Collected data
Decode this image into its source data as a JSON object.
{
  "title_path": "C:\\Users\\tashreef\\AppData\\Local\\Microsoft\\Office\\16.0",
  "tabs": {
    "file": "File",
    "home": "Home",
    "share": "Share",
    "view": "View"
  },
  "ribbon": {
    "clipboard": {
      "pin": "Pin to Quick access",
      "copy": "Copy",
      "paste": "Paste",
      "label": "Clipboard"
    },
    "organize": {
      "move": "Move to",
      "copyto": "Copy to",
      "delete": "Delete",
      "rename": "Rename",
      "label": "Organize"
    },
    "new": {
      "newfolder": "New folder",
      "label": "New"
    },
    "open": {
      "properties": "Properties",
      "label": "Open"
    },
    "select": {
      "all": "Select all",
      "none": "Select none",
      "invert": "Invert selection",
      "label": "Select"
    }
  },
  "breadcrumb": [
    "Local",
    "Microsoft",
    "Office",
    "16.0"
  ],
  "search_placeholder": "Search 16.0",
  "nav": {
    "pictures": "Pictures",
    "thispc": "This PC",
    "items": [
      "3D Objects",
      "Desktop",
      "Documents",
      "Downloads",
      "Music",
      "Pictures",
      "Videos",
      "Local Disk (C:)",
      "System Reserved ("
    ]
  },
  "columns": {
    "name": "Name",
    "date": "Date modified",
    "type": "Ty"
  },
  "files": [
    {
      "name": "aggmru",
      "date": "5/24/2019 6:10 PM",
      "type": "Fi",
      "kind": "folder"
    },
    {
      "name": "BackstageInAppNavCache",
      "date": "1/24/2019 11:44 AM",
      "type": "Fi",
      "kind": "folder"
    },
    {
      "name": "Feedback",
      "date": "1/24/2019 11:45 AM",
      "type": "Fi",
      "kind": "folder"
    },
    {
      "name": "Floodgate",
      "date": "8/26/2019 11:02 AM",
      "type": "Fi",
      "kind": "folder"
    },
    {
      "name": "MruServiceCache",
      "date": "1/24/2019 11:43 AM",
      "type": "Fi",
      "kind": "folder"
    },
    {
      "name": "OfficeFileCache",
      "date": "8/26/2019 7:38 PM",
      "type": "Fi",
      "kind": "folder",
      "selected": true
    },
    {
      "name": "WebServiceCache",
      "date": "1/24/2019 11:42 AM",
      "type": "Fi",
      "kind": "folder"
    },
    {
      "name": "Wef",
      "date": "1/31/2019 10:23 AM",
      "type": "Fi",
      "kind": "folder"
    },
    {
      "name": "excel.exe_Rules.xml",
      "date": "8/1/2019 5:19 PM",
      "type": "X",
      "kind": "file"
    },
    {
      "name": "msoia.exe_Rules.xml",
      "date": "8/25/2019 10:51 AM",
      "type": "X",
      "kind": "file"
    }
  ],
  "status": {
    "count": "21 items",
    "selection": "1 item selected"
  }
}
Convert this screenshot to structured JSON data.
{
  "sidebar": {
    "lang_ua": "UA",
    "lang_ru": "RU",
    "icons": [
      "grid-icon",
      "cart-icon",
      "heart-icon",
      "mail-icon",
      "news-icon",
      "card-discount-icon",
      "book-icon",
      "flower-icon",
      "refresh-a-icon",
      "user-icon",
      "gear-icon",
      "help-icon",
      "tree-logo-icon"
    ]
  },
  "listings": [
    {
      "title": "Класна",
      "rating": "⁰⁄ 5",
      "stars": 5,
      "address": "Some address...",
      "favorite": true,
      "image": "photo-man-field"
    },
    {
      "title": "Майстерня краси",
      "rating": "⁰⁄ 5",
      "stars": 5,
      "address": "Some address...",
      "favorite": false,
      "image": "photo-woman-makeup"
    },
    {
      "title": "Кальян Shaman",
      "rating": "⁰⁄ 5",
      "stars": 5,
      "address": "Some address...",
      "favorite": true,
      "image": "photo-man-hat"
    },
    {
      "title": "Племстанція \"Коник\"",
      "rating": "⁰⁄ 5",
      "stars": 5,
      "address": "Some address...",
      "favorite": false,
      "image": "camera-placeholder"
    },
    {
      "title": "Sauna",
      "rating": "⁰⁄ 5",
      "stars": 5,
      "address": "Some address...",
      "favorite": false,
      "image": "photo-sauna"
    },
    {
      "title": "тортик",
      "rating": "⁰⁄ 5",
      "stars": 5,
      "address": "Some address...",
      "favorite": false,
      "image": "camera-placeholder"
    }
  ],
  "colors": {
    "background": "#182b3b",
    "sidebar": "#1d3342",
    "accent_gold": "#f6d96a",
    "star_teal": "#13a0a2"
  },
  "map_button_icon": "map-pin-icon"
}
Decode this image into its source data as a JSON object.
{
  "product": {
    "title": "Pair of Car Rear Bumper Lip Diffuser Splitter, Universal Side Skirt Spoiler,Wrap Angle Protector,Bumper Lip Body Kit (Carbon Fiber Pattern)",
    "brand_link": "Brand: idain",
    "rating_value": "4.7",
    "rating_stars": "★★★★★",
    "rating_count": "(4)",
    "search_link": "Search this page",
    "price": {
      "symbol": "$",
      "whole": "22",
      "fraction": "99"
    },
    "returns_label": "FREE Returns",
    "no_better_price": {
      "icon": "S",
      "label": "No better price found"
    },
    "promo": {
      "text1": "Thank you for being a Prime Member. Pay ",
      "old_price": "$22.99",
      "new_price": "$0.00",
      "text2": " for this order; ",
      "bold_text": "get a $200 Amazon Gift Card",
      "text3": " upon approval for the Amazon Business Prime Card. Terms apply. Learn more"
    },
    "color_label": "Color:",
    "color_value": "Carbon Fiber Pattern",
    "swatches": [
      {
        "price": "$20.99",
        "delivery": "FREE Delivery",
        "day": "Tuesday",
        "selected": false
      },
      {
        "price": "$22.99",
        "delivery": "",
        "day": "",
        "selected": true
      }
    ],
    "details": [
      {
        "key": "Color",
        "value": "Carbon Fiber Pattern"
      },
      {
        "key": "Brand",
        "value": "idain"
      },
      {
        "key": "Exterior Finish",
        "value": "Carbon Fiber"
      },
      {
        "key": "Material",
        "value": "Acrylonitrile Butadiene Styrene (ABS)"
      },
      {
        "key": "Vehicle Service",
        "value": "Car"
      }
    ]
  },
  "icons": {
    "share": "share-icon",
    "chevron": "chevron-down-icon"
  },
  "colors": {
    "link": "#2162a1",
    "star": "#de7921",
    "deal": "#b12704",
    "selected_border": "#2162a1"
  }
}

» **Aim of the task**: Reproduce the entries above in full, verbatim.

» **Exercise answer**:
Decode this image into its source data as a JSON object.
{
  "title_path": "C:\\Users\\tashreef\\AppData\\Local\\Microsoft\\Office\\16.0",
  "tabs": {
    "file": "File",
    "home": "Home",
    "share": "Share",
    "view": "View"
  },
  "ribbon": {
    "clipboard": {
      "pin": "Pin to Quick access",
      "copy": "Copy",
      "paste": "Paste",
      "label": "Clipboard"
    },
    "organize": {
      "move": "Move to",
      "copyto": "Copy to",
      "delete": "Delete",
      "rename": "Rename",
      "label": "Organize"
    },
    "new": {
      "newfolder": "New folder",
      "label": "New"
    },
    "open": {
      "properties": "Properties",
      "label": "Open"
    },
    "select": {
      "all": "Select all",
      "none": "Select none",
      "invert": "Invert selection",
      "label": "Select"
    }
  },
  "breadcrumb": [
    "Local",
    "Microsoft",
    "Office",
    "16.0"
  ],
  "search_placeholder": "Search 16.0",
  "nav": {
    "pictures": "Pictures",
    "thispc": "This PC",
    "items": [
      "3D Objects",
      "Desktop",
      "Documents",
      "Downloads",
      "Music",
      "Pictures",
      "Videos",
      "Local Disk (C:)",
      "System Reserved ("
    ]
  },
  "columns": {
    "name": "Name",
    "date": "Date modified",
    "type": "Ty"
  },
  "files": [
    {
      "name": "aggmru",
      "date": "5/24/2019 6:10 PM",
      "type": "Fi",
      "kind": "folder"
    },
    {
      "name": "BackstageInAppNavCache",
      "date": "1/24/2019 11:44 AM",
      "type": "Fi",
      "kind": "folder"
    },
    {
      "name": "Feedback",
      "date": "1/24/2019 11:45 AM",
      "type": "Fi",
      "kind": "folder"
    },
    {
      "name": "Floodgate",
      "date": "8/26/2019 11:02 AM",
      "type": "Fi",
      "kind": "folder"
    },
    {
      "name": "MruServiceCache",
      "date": "1/24/2019 11:43 AM",
      "type": "Fi",
      "kind": "folder"
    },
    {
      "name": "OfficeFileCache",
      "date": "8/26/2019 7:38 PM",
      "type": "Fi",
      "kind": "folder",
      "selected": true
    },
    {
      "name": "WebServiceCache",
      "date": "1/24/2019 11:42 AM",
      "type": "Fi",
      "kind": "folder"
    },
    {
      "name": "Wef",
      "date": "1/31/2019 10:23 AM",
      "type": "Fi",
      "kind": "folder"
    },
    {
      "name": "excel.exe_Rules.xml",
      "date": "8/1/2019 5:19 PM",
      "type": "X",
      "kind": "file"
    },
    {
      "name": "msoia.exe_Rules.xml",
      "date": "8/25/2019 10:51 AM",
      "type": "X",
      "kind": "file"
    }
  ],
  "status": {
    "count": "21 items",
    "selection": "1 item selected"
  }
}
Convert this screenshot to structured JSON data.
{
  "sidebar": {
    "lang_ua": "UA",
    "lang_ru": "RU",
    "icons": [
      "grid-icon",
      "cart-icon",
      "heart-icon",
      "mail-icon",
      "news-icon",
      "card-discount-icon",
      "book-icon",
      "flower-icon",
      "refresh-a-icon",
      "user-icon",
      "gear-icon",
      "help-icon",
      "tree-logo-icon"
    ]
  },
  "listings": [
    {
      "title": "Класна",
      "rating": "⁰⁄ 5",
      "stars": 5,
      "address": "Some address...",
      "favorite": true,
      "image": "photo-man-field"
    },
    {
      "title": "Майстерня краси",
      "rating": "⁰⁄ 5",
      "stars": 5,
      "address": "Some address...",
      "favorite": false,
      "image": "photo-woman-makeup"
    },
    {
      "title": "Кальян Shaman",
      "rating": "⁰⁄ 5",
      "stars": 5,
      "address": "Some address...",
      "favorite": true,
      "image": "photo-man-hat"
    },
    {
      "title": "Племстанція \"Коник\"",
      "rating": "⁰⁄ 5",
      "stars": 5,
      "address": "Some address...",
      "favorite": false,
      "image": "camera-placeholder"
    },
    {
      "title": "Sauna",
      "rating": "⁰⁄ 5",
      "stars": 5,
      "address": "Some address...",
      "favorite": false,
      "image": "photo-sauna"
    },
    {
      "title": "тортик",
      "rating": "⁰⁄ 5",
      "stars": 5,
      "address": "Some address...",
      "favorite": false,
      "image": "camera-placeholder"
    }
  ],
  "colors": {
    "background": "#182b3b",
    "sidebar": "#1d3342",
    "accent_gold": "#f6d96a",
    "star_teal": "#13a0a2"
  },
  "map_button_icon": "map-pin-icon"
}
Decode this image into its source data as a JSON object.
{
  "product": {
    "title": "Pair of Car Rear Bumper Lip Diffuser Splitter, Universal Side Skirt Spoiler,Wrap Angle Protector,Bumper Lip Body Kit (Carbon Fiber Pattern)",
    "brand_link": "Brand: idain",
    "rating_value": "4.7",
    "rating_stars": "★★★★★",
    "rating_count": "(4)",
    "search_link": "Search this page",
    "price": {
      "symbol": "$",
      "whole": "22",
      "fraction": "99"
    },
    "returns_label": "FREE Returns",
    "no_better_price": {
      "icon": "S",
      "label": "No better price found"
    },
    "promo": {
      "text1": "Thank you for being a Prime Member. Pay ",
      "old_price": "$22.99",
      "new_price": "$0.00",
      "text2": " for this order; ",
      "bold_text": "get a $200 Amazon Gift Card",
      "text3": " upon approval for the Amazon Business Prime Card. Terms apply. Learn more"
    },
    "color_label": "Color:",
    "color_value": "Carbon Fiber Pattern",
    "swatches": [
      {
        "price": "$20.99",
        "delivery": "FREE Delivery",
        "day": "Tuesday",
        "selected": false
      },
      {
        "price": "$22.99",
        "delivery": "",
        "day": "",
        "selected": true
      }
    ],
    "details": [
      {
        "key": "Color",
        "value": "Carbon Fiber Pattern"
      },
      {
        "key": "Brand",
        "value": "idain"
      },
      {
        "key": "Exterior Finish",
        "value": "Carbon Fiber"
      },
      {
        "key": "Material",
        "value": "Acrylonitrile Butadiene Styrene (ABS)"
      },
      {
        "key": "Vehicle Service",
        "value": "Car"
      }
    ]
  },
  "icons": {
    "share": "share-icon",
    "chevron": "chevron-down-icon"
  },
  "colors": {
    "link": "#2162a1",
    "star": "#de7921",
    "deal": "#b12704",
    "selected_border": "#2162a1"
  }
}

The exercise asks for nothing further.